Objective:
Write out every entry exactly as it stands.

#####

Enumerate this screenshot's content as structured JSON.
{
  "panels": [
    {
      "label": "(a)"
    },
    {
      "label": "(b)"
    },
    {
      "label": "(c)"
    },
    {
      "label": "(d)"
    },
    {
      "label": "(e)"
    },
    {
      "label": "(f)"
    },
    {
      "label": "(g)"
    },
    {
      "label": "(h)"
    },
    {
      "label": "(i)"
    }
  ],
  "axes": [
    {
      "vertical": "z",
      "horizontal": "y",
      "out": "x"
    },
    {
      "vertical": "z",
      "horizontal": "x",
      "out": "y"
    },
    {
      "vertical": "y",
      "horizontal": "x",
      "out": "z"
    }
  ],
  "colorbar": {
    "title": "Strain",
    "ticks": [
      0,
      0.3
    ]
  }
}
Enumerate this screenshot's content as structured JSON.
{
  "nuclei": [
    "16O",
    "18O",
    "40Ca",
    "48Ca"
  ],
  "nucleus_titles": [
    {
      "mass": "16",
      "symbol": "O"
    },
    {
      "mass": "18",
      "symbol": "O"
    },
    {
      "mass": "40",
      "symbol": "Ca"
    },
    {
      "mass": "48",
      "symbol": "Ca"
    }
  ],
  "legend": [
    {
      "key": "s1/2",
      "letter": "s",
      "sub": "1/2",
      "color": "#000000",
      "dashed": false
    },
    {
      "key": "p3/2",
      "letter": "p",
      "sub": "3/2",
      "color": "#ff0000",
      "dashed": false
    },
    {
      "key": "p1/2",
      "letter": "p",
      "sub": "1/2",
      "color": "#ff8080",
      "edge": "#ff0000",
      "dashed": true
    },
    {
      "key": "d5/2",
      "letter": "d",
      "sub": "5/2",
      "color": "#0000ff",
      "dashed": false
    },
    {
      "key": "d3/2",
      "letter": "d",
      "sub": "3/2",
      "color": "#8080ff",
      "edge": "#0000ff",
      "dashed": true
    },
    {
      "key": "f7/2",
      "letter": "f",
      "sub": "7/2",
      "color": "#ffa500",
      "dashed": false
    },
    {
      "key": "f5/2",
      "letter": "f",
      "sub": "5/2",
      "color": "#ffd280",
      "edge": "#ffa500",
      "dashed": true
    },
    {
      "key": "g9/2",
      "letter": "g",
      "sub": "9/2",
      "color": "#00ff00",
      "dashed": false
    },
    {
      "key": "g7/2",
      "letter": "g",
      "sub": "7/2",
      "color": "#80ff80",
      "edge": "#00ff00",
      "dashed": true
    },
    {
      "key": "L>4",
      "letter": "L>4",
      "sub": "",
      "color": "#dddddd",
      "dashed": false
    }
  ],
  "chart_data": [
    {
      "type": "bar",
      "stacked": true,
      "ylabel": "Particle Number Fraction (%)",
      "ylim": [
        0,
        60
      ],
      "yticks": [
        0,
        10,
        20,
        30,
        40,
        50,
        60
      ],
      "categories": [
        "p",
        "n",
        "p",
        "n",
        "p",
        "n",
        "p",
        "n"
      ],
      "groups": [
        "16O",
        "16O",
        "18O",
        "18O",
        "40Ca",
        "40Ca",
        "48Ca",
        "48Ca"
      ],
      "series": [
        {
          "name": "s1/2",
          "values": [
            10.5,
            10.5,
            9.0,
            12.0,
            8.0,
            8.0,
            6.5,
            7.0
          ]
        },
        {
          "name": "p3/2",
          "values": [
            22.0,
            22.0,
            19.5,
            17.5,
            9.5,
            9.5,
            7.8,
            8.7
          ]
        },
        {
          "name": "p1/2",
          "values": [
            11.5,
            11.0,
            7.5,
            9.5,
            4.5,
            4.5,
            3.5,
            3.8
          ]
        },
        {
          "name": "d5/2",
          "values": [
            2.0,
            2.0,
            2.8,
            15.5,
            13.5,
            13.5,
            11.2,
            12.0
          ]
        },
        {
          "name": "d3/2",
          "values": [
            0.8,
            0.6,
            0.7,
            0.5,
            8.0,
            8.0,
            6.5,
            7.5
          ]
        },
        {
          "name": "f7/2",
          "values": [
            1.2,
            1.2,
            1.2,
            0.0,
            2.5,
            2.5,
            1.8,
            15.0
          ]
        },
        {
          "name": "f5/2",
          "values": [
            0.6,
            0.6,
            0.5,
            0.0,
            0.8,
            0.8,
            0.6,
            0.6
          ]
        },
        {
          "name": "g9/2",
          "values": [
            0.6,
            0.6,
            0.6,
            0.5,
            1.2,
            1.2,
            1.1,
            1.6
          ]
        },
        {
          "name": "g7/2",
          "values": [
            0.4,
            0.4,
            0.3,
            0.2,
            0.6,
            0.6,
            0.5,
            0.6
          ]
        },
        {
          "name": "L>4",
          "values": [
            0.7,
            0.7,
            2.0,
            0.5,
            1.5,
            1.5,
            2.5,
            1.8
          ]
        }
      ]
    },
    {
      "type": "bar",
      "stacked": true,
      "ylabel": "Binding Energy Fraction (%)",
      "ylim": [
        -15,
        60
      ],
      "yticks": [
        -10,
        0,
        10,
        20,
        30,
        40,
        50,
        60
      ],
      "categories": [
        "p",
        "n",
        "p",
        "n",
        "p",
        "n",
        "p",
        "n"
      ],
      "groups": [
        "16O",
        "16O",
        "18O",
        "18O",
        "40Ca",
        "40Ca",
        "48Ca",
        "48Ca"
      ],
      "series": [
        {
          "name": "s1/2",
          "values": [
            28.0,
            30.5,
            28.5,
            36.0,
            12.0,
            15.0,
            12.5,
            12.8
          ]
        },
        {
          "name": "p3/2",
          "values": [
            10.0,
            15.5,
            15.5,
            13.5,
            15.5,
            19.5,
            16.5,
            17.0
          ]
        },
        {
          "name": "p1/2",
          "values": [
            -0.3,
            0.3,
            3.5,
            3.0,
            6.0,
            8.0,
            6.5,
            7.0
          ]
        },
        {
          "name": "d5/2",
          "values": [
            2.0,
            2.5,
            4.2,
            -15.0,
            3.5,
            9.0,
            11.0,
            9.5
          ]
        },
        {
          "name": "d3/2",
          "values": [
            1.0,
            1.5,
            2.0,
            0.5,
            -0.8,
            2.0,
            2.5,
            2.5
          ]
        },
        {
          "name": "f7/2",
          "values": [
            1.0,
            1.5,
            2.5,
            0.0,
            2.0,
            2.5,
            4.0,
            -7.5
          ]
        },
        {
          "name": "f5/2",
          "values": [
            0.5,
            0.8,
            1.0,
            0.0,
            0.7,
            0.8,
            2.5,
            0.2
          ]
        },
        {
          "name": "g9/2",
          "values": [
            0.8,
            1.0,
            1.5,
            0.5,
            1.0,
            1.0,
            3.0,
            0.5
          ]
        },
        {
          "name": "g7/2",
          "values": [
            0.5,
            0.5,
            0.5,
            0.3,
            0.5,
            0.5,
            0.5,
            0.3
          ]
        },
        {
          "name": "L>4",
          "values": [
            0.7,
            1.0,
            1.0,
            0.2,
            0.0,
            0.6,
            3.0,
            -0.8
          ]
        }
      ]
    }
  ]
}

#####

Solution to the exercise:
Enumerate this screenshot's content as structured JSON.
{
  "panels": [
    {
      "label": "(a)"
    },
    {
      "label": "(b)"
    },
    {
      "label": "(c)"
    },
    {
      "label": "(d)"
    },
    {
      "label": "(e)"
    },
    {
      "label": "(f)"
    },
    {
      "label": "(g)"
    },
    {
      "label": "(h)"
    },
    {
      "label": "(i)"
    }
  ],
  "axes": [
    {
      "vertical": "z",
      "horizontal": "y",
      "out": "x"
    },
    {
      "vertical": "z",
      "horizontal": "x",
      "out": "y"
    },
    {
      "vertical": "y",
      "horizontal": "x",
      "out": "z"
    }
  ],
  "colorbar": {
    "title": "Strain",
    "ticks": [
      0,
      0.3
    ]
  }
}
Enumerate this screenshot's content as structured JSON.
{
  "nuclei": [
    "16O",
    "18O",
    "40Ca",
    "48Ca"
  ],
  "nucleus_titles": [
    {
      "mass": "16",
      "symbol": "O"
    },
    {
      "mass": "18",
      "symbol": "O"
    },
    {
      "mass": "40",
      "symbol": "Ca"
    },
    {
      "mass": "48",
      "symbol": "Ca"
    }
  ],
  "legend": [
    {
      "key": "s1/2",
      "letter": "s",
      "sub": "1/2",
      "color": "#000000",
      "dashed": false
    },
    {
      "key": "p3/2",
      "letter": "p",
      "sub": "3/2",
      "color": "#ff0000",
      "dashed": false
    },
    {
      "key": "p1/2",
      "letter": "p",
      "sub": "1/2",
      "color": "#ff8080",
      "edge": "#ff0000",
      "dashed": true
    },
    {
      "key": "d5/2",
      "letter": "d",
      "sub": "5/2",
      "color": "#0000ff",
      "dashed": false
    },
    {
      "key": "d3/2",
      "letter": "d",
      "sub": "3/2",
      "color": "#8080ff",
      "edge": "#0000ff",
      "dashed": true
    },
    {
      "key": "f7/2",
      "letter": "f",
      "sub": "7/2",
      "color": "#ffa500",
      "dashed": false
    },
    {
      "key": "f5/2",
      "letter": "f",
      "sub": "5/2",
      "color": "#ffd280",
      "edge": "#ffa500",
      "dashed": true
    },
    {
      "key": "g9/2",
      "letter": "g",
      "sub": "9/2",
      "color": "#00ff00",
      "dashed": false
    },
    {
      "key": "g7/2",
      "letter": "g",
      "sub": "7/2",
      "color": "#80ff80",
      "edge": "#00ff00",
      "dashed": true
    },
    {
      "key": "L>4",
      "letter": "L>4",
      "sub": "",
      "color": "#dddddd",
      "dashed": false
    }
  ],
  "chart_data": [
    {
      "type": "bar",
      "stacked": true,
      "ylabel": "Particle Number Fraction (%)",
      "ylim": [
        0,
        60
      ],
      "yticks": [
        0,
        10,
        20,
        30,
        40,
        50,
        60
      ],
      "categories": [
        "p",
        "n",
        "p",
        "n",
        "p",
        "n",
        "p",
        "n"
      ],
      "groups": [
        "16O",
        "16O",
        "18O",
        "18O",
        "40Ca",
        "40Ca",
        "48Ca",
        "48Ca"
      ],
      "series": [
        {
          "name": "s1/2",
          "values": [
            10.5,
            10.5,
            9.0,
            12.0,
            8.0,
            8.0,
            6.5,
            7.0
          ]
        },
        {
          "name": "p3/2",
          "values": [
            22.0,
            22.0,
            19.5,
            17.5,
            9.5,
            9.5,
            7.8,
            8.7
          ]
        },
        {
          "name": "p1/2",
          "values": [
            11.5,
            11.0,
            7.5,
            9.5,
            4.5,
            4.5,
            3.5,
            3.8
          ]
        },
        {
          "name": "d5/2",
          "values": [
            2.0,
            2.0,
            2.8,
            15.5,
            13.5,
            13.5,
            11.2,
            12.0
          ]
        },
        {
          "name": "d3/2",
          "values": [
            0.8,
            0.6,
            0.7,
            0.5,
            8.0,
            8.0,
            6.5,
            7.5
          ]
        },
        {
          "name": "f7/2",
          "values": [
            1.2,
            1.2,
            1.2,
            0.0,
            2.5,
            2.5,
            1.8,
            15.0
          ]
        },
        {
          "name": "f5/2",
          "values": [
            0.6,
            0.6,
            0.5,
            0.0,
            0.8,
            0.8,
            0.6,
            0.6
          ]
        },
        {
          "name": "g9/2",
          "values": [
            0.6,
            0.6,
            0.6,
            0.5,
            1.2,
            1.2,
            1.1,
            1.6
          ]
        },
        {
          "name": "g7/2",
          "values": [
            0.4,
            0.4,
            0.3,
            0.2,
            0.6,
            0.6,
            0.5,
            0.6
          ]
        },
        {
          "name": "L>4",
          "values": [
            0.7,
            0.7,
            2.0,
            0.5,
            1.5,
            1.5,
            2.5,
            1.8
          ]
        }
      ]
    },
    {
      "type": "bar",
      "stacked": true,
      "ylabel": "Binding Energy Fraction (%)",
      "ylim": [
        -15,
        60
      ],
      "yticks": [
        -10,
        0,
        10,
        20,
        30,
        40,
        50,
        60
      ],
      "categories": [
        "p",
        "n",
        "p",
        "n",
        "p",
        "n",
        "p",
        "n"
      ],
      "groups": [
        "16O",
        "16O",
        "18O",
        "18O",
        "40Ca",
        "40Ca",
        "48Ca",
        "48Ca"
      ],
      "series": [
        {
          "name": "s1/2",
          "values": [
            28.0,
            30.5,
            28.5,
            36.0,
            12.0,
            15.0,
            12.5,
            12.8
          ]
        },
        {
          "name": "p3/2",
          "values": [
            10.0,
            15.5,
            15.5,
            13.5,
            15.5,
            19.5,
            16.5,
            17.0
          ]
        },
        {
          "name": "p1/2",
          "values": [
            -0.3,
            0.3,
            3.5,
            3.0,
            6.0,
            8.0,
            6.5,
            7.0
          ]
        },
        {
          "name": "d5/2",
          "values": [
            2.0,
            2.5,
            4.2,
            -15.0,
            3.5,
            9.0,
            11.0,
            9.5
          ]
        },
        {
          "name": "d3/2",
          "values": [
            1.0,
            1.5,
            2.0,
            0.5,
            -0.8,
            2.0,
            2.5,
            2.5
          ]
        },
        {
          "name": "f7/2",
          "values": [
            1.0,
            1.5,
            2.5,
            0.0,
            2.0,
            2.5,
            4.0,
            -7.5
          ]
        },
        {
          "name": "f5/2",
          "values": [
            0.5,
            0.8,
            1.0,
            0.0,
            0.7,
            0.8,
            2.5,
            0.2
          ]
        },
        {
          "name": "g9/2",
          "values": [
            0.8,
            1.0,
            1.5,
            0.5,
            1.0,
            1.0,
            3.0,
            0.5
          ]
        },
        {
          "name": "g7/2",
          "values": [
            0.5,
            0.5,
            0.5,
            0.3,
            0.5,
            0.5,
            0.5,
            0.3
          ]
        },
        {
          "name": "L>4",
          "values": [
            0.7,
            1.0,
            1.0,
            0.2,
            0.0,
            0.6,
            3.0,
            -0.8
          ]
        }
      ]
    }
  ]
}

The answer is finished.